[Entries taken from a collection]
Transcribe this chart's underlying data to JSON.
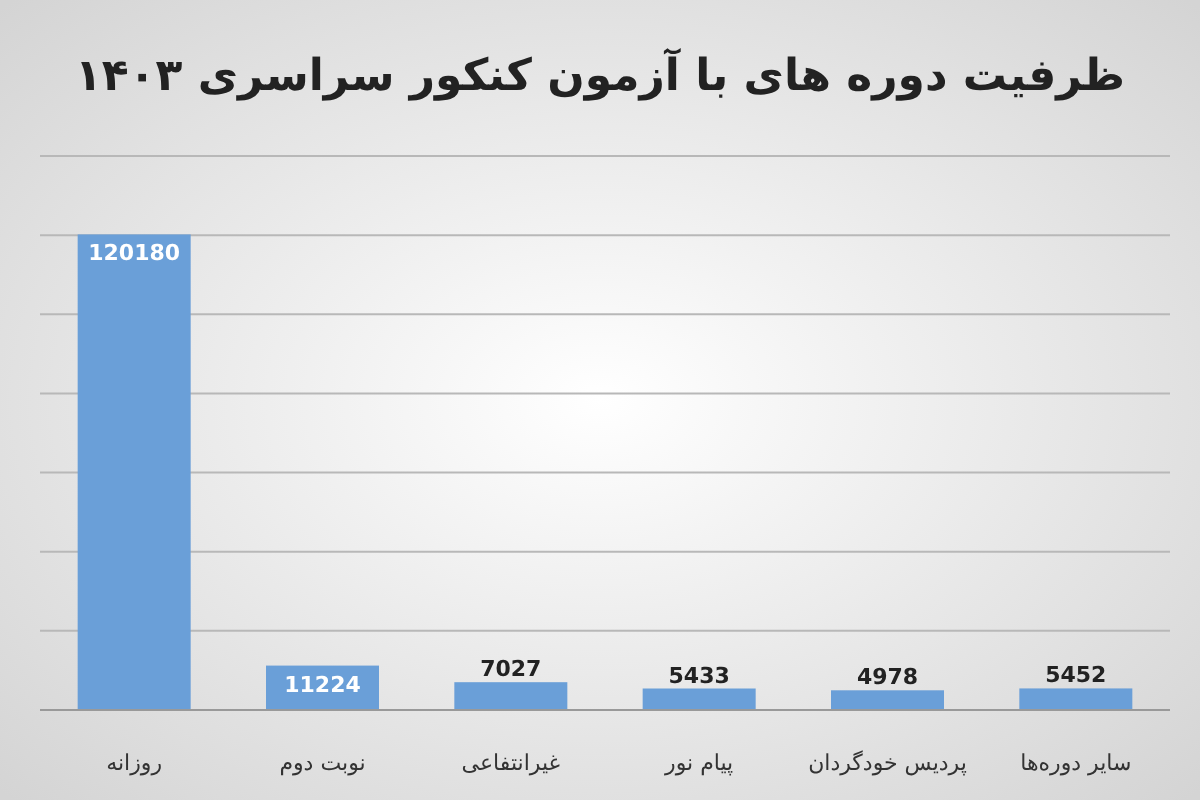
{
  "chart_data": {
    "type": "bar",
    "title": "ظرفیت دوره های با آزمون کنکور سراسری ۱۴۰۳",
    "categories": [
      "روزانه",
      "نوبت دوم",
      "غیرانتفاعی",
      "پیام نور",
      "پردیس خودگردان",
      "سایر دوره‌ها"
    ],
    "values": [
      120180,
      11224,
      7027,
      5433,
      4978,
      5452
    ],
    "color": "#6a9fd8",
    "ylim": [
      0,
      140000
    ],
    "yticks": [
      {
        "value": 0,
        "label": null
      },
      {
        "value": 20000,
        "label": null
      },
      {
        "value": 40000,
        "label": null
      },
      {
        "value": 60000,
        "label": null
      },
      {
        "value": 80000,
        "label": null
      },
      {
        "value": 100000,
        "label": null
      },
      {
        "value": 120000,
        "label": null
      },
      {
        "value": 140000,
        "label": null
      }
    ],
    "tick_labels": "x",
    "grid": "y",
    "data_labels": true
  }
}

YOUR TASK —
Every entry must be reproduced exactly, with the images left out.

EXERCISE RESULT —
Transcribe this chart's underlying data to JSON.
{
  "chart_data": {
    "type": "bar",
    "title": "ظرفیت دوره های با آزمون کنکور سراسری ۱۴۰۳",
    "categories": [
      "روزانه",
      "نوبت دوم",
      "غیرانتفاعی",
      "پیام نور",
      "پردیس خودگردان",
      "سایر دوره‌ها"
    ],
    "values": [
      120180,
      11224,
      7027,
      5433,
      4978,
      5452
    ],
    "color": "#6a9fd8",
    "ylim": [
      0,
      140000
    ],
    "yticks": [
      {
        "value": 0,
        "label": null
      },
      {
        "value": 20000,
        "label": null
      },
      {
        "value": 40000,
        "label": null
      },
      {
        "value": 60000,
        "label": null
      },
      {
        "value": 80000,
        "label": null
      },
      {
        "value": 100000,
        "label": null
      },
      {
        "value": 120000,
        "label": null
      },
      {
        "value": 140000,
        "label": null
      }
    ],
    "tick_labels": "x",
    "grid": "y",
    "data_labels": true
  }
}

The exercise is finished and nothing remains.